GIVEN TASK: Can the data below be echoed back word for word?

══ RECORDS FOR THE EXERCISE

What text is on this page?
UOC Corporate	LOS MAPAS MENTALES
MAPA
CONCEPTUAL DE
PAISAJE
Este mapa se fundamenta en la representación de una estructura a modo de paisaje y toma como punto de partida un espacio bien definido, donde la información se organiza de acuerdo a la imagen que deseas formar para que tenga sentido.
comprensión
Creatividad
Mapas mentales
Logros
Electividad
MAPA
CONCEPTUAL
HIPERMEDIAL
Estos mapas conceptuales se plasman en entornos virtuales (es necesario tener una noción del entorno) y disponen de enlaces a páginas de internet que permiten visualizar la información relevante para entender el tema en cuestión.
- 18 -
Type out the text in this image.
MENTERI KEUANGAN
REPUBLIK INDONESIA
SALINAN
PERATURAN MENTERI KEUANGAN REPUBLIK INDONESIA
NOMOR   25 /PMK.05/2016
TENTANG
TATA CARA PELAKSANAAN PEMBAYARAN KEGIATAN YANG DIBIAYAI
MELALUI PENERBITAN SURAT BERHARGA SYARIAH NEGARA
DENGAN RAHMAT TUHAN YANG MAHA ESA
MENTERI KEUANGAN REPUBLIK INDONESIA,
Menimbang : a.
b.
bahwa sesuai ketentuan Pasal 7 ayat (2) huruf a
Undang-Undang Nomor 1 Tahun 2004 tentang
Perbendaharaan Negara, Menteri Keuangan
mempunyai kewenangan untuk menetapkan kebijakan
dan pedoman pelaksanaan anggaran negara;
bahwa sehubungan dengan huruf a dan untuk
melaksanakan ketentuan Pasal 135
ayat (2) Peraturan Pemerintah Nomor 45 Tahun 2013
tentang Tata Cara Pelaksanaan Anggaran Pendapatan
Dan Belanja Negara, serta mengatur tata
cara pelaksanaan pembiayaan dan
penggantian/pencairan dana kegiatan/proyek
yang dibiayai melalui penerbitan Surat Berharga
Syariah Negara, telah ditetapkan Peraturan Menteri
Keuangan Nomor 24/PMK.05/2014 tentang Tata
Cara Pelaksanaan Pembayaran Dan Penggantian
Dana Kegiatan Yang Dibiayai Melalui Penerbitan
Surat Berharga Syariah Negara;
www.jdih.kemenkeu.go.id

════

TASK ANSWER:
What text is on this page?
UOC Corporate	LOS MAPAS MENTALES
MAPA
CONCEPTUAL DE
PAISAJE
Este mapa se fundamenta en la representación de una estructura a modo de paisaje y toma como punto de partida un espacio bien definido, donde la información se organiza de acuerdo a la imagen que deseas formar para que tenga sentido.
comprensión
Creatividad
Mapas mentales
Logros
Electividad
MAPA
CONCEPTUAL
HIPERMEDIAL
Estos mapas conceptuales se plasman en entornos virtuales (es necesario tener una noción del entorno) y disponen de enlaces a páginas de internet que permiten visualizar la información relevante para entender el tema en cuestión.
- 18 -
Type out the text in this image.
MENTERI KEUANGAN
REPUBLIK INDONESIA
SALINAN
PERATURAN MENTERI KEUANGAN REPUBLIK INDONESIA
NOMOR   25 /PMK.05/2016
TENTANG
TATA CARA PELAKSANAAN PEMBAYARAN KEGIATAN YANG DIBIAYAI
MELALUI PENERBITAN SURAT BERHARGA SYARIAH NEGARA
DENGAN RAHMAT TUHAN YANG MAHA ESA
MENTERI KEUANGAN REPUBLIK INDONESIA,
Menimbang : a.
b.
bahwa sesuai ketentuan Pasal 7 ayat (2) huruf a
Undang-Undang Nomor 1 Tahun 2004 tentang
Perbendaharaan Negara, Menteri Keuangan
mempunyai kewenangan untuk menetapkan kebijakan
dan pedoman pelaksanaan anggaran negara;
bahwa sehubungan dengan huruf a dan untuk
melaksanakan ketentuan Pasal 135
ayat (2) Peraturan Pemerintah Nomor 45 Tahun 2013
tentang Tata Cara Pelaksanaan Anggaran Pendapatan
Dan Belanja Negara, serta mengatur tata
cara pelaksanaan pembiayaan dan
penggantian/pencairan dana kegiatan/proyek
yang dibiayai melalui penerbitan Surat Berharga
Syariah Negara, telah ditetapkan Peraturan Menteri
Keuangan Nomor 24/PMK.05/2014 tentang Tata
Cara Pelaksanaan Pembayaran Dan Penggantian
Dana Kegiatan Yang Dibiayai Melalui Penerbitan
Surat Berharga Syariah Negara;
www.jdih.kemenkeu.go.id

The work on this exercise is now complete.